## Begin

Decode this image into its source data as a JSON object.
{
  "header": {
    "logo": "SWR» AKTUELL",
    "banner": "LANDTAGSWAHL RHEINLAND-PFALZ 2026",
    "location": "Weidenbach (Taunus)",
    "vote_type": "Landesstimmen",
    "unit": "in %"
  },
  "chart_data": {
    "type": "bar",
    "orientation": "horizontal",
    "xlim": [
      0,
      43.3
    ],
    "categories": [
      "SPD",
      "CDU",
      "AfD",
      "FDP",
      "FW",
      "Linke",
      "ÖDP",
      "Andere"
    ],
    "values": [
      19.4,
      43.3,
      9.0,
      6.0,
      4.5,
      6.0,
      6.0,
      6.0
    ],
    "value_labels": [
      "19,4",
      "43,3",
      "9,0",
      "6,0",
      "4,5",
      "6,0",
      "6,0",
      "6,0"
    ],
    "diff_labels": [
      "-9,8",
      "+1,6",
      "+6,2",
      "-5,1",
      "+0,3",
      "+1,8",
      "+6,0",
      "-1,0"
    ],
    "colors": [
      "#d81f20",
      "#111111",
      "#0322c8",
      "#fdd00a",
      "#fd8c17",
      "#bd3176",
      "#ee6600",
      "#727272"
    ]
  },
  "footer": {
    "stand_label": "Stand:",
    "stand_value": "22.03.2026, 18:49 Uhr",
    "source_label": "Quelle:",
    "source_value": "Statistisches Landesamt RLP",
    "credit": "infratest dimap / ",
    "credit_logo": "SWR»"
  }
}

## End

Given instruction
Print out the whole listing exactly as it appears.

Exercise result
Decode this image into its source data as a JSON object.
{
  "header": {
    "logo": "SWR» AKTUELL",
    "banner": "LANDTAGSWAHL RHEINLAND-PFALZ 2026",
    "location": "Weidenbach (Taunus)",
    "vote_type": "Landesstimmen",
    "unit": "in %"
  },
  "chart_data": {
    "type": "bar",
    "orientation": "horizontal",
    "xlim": [
      0,
      43.3
    ],
    "categories": [
      "SPD",
      "CDU",
      "AfD",
      "FDP",
      "FW",
      "Linke",
      "ÖDP",
      "Andere"
    ],
    "values": [
      19.4,
      43.3,
      9.0,
      6.0,
      4.5,
      6.0,
      6.0,
      6.0
    ],
    "value_labels": [
      "19,4",
      "43,3",
      "9,0",
      "6,0",
      "4,5",
      "6,0",
      "6,0",
      "6,0"
    ],
    "diff_labels": [
      "-9,8",
      "+1,6",
      "+6,2",
      "-5,1",
      "+0,3",
      "+1,8",
      "+6,0",
      "-1,0"
    ],
    "colors": [
      "#d81f20",
      "#111111",
      "#0322c8",
      "#fdd00a",
      "#fd8c17",
      "#bd3176",
      "#ee6600",
      "#727272"
    ]
  },
  "footer": {
    "stand_label": "Stand:",
    "stand_value": "22.03.2026, 18:49 Uhr",
    "source_label": "Quelle:",
    "source_value": "Statistisches Landesamt RLP",
    "credit": "infratest dimap / ",
    "credit_logo": "SWR»"
  }
}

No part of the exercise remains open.